• _WHAT IS REQUIRED_
Using the listing beneath this task, count the lines with the word "AVHRR" and write only the result.
-- Begin AVAILABLE RECORDS --
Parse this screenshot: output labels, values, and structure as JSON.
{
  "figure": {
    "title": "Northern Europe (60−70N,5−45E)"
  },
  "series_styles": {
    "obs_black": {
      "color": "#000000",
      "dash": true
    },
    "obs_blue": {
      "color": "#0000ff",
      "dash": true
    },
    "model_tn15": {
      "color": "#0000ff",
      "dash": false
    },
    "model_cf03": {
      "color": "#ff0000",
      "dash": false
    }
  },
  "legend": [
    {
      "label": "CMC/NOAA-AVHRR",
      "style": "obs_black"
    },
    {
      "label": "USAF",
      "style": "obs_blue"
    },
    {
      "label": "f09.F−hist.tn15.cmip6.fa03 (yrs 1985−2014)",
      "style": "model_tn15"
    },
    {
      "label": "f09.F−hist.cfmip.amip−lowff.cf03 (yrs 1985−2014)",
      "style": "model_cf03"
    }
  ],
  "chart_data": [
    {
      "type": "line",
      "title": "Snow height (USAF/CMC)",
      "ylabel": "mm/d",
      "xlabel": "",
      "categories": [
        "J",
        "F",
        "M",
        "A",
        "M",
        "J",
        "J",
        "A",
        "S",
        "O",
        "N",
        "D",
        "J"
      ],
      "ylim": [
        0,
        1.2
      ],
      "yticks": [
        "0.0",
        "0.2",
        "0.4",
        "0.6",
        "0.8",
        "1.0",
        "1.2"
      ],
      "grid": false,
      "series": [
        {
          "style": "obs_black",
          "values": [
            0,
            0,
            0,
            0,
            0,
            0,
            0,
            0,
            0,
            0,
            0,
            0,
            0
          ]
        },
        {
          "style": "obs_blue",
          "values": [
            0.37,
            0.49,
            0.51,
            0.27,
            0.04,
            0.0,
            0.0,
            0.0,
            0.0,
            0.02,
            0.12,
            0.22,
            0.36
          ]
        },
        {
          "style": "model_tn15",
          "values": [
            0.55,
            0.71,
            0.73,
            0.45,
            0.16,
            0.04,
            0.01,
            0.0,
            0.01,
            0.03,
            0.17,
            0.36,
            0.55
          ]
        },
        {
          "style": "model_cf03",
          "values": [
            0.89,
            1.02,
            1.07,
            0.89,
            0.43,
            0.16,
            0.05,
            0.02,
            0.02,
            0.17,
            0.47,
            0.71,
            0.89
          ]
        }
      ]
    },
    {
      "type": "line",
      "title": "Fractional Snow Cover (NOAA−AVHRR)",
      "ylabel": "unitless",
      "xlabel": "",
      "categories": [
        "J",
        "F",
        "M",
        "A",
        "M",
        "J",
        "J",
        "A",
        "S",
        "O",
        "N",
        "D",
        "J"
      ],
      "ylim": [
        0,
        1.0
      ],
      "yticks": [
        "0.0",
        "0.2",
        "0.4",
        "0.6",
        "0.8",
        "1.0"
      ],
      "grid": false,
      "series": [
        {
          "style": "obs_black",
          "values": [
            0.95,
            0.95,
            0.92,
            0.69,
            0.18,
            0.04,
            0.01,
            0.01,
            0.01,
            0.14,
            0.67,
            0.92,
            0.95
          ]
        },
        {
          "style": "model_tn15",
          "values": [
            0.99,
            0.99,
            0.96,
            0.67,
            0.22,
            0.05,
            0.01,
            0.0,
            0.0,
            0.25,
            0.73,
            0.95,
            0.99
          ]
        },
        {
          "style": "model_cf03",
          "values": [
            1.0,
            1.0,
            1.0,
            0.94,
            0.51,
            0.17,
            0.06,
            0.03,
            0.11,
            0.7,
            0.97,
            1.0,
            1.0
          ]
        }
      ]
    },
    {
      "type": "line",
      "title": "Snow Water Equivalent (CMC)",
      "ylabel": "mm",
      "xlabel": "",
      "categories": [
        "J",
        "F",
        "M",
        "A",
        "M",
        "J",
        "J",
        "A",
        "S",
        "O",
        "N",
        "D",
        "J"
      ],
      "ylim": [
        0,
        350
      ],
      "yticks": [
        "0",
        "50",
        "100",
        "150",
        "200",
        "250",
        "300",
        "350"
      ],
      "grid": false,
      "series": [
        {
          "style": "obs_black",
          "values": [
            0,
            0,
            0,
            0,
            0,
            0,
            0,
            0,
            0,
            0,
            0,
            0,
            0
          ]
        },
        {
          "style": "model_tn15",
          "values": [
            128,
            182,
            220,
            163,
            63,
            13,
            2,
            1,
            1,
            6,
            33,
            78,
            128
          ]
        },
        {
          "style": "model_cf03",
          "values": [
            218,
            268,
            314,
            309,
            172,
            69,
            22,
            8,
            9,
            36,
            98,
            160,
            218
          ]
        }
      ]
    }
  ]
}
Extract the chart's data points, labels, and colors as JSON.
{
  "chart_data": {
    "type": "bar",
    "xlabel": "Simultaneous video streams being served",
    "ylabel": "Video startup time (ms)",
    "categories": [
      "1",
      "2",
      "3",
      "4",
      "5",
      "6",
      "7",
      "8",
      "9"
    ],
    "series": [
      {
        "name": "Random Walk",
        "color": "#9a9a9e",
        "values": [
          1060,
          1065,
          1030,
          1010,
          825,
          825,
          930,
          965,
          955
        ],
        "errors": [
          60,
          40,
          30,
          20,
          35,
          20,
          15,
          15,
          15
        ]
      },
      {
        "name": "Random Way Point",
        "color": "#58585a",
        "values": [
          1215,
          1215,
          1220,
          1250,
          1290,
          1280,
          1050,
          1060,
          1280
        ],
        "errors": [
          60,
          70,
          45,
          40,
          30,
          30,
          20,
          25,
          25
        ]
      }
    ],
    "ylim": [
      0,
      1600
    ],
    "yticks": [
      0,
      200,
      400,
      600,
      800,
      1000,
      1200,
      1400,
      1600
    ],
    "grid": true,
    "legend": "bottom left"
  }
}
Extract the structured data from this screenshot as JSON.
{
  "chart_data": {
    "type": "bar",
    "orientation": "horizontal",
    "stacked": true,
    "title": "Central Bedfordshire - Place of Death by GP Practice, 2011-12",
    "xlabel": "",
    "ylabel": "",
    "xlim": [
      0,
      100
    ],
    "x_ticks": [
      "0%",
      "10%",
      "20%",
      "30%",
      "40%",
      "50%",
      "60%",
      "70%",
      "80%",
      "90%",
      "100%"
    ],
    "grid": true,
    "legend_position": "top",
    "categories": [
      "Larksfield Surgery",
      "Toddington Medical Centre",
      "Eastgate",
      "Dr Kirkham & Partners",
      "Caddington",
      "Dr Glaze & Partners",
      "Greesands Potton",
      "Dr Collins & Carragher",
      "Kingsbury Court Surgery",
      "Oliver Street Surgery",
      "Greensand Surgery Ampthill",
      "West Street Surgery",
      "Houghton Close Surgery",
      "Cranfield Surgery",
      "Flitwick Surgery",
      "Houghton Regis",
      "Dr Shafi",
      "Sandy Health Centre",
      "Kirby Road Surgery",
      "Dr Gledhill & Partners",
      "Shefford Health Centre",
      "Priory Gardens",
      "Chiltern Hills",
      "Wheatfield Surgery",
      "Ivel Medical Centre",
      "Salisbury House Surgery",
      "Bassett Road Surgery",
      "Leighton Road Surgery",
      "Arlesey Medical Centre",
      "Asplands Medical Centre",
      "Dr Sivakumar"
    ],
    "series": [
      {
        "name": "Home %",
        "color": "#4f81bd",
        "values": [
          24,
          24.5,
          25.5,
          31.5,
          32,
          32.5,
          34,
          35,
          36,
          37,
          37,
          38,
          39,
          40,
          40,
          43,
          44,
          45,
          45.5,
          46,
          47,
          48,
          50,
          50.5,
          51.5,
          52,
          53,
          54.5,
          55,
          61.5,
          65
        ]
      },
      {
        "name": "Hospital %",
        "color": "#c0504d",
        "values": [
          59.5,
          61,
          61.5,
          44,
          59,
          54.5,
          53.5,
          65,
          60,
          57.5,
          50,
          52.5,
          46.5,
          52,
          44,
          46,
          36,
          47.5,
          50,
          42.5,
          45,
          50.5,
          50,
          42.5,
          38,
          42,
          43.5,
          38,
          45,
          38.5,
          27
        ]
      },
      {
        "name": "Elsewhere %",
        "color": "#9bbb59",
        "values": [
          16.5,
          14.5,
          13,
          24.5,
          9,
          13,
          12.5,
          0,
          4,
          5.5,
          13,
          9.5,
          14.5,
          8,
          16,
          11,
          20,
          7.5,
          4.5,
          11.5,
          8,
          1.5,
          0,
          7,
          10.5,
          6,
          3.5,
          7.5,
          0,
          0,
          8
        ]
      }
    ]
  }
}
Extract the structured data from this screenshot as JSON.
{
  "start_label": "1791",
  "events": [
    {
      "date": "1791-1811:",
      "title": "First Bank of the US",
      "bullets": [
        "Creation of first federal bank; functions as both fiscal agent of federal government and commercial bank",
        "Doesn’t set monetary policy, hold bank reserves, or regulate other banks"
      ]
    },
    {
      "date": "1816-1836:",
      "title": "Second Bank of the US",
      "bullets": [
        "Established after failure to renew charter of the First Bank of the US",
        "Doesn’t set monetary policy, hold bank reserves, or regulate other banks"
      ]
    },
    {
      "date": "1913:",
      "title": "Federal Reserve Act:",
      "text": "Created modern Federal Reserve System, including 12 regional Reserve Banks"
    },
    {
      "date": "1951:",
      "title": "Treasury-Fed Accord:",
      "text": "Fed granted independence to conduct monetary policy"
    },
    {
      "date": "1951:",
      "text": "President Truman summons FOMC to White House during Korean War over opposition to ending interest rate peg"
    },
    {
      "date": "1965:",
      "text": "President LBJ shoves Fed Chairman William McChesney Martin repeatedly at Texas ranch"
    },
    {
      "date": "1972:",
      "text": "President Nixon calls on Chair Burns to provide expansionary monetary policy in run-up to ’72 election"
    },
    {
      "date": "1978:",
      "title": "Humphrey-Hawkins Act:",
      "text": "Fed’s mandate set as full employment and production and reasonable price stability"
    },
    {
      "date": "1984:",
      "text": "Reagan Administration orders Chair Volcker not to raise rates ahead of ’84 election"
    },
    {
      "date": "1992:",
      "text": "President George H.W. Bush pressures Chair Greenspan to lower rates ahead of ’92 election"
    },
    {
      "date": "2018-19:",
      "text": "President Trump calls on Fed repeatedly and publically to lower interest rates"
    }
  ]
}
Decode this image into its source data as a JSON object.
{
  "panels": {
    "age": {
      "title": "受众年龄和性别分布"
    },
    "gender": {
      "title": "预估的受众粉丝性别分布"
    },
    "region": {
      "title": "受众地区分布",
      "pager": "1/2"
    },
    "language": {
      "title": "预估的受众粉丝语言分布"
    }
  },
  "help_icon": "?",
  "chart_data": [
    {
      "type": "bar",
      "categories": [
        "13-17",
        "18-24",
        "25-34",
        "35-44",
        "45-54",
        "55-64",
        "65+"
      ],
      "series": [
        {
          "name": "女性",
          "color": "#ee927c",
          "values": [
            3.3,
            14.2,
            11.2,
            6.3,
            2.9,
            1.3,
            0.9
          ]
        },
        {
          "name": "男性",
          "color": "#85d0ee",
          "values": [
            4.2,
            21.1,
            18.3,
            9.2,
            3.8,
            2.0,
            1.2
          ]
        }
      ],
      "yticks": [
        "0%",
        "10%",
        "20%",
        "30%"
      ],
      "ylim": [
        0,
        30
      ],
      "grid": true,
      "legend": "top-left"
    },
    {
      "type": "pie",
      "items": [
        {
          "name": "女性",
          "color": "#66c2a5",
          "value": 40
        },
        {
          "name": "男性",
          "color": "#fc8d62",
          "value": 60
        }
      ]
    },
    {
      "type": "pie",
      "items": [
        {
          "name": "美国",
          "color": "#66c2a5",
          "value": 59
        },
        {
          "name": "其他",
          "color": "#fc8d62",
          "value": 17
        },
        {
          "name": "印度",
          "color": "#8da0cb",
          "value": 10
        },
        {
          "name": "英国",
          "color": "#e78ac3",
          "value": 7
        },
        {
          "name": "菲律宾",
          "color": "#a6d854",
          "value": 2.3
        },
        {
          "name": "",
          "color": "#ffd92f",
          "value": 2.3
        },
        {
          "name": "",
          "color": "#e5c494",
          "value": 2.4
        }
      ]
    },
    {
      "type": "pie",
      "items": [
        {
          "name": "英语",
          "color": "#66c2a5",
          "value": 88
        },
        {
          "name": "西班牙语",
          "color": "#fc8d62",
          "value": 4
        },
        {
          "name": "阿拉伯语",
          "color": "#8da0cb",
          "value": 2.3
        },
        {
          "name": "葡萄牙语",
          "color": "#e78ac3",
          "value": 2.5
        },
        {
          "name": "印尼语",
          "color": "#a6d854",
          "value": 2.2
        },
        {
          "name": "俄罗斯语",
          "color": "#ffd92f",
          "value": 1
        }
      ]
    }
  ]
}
-- End AVAILABLE RECORDS --
• _OUTPUT FOR THIS TASK_
2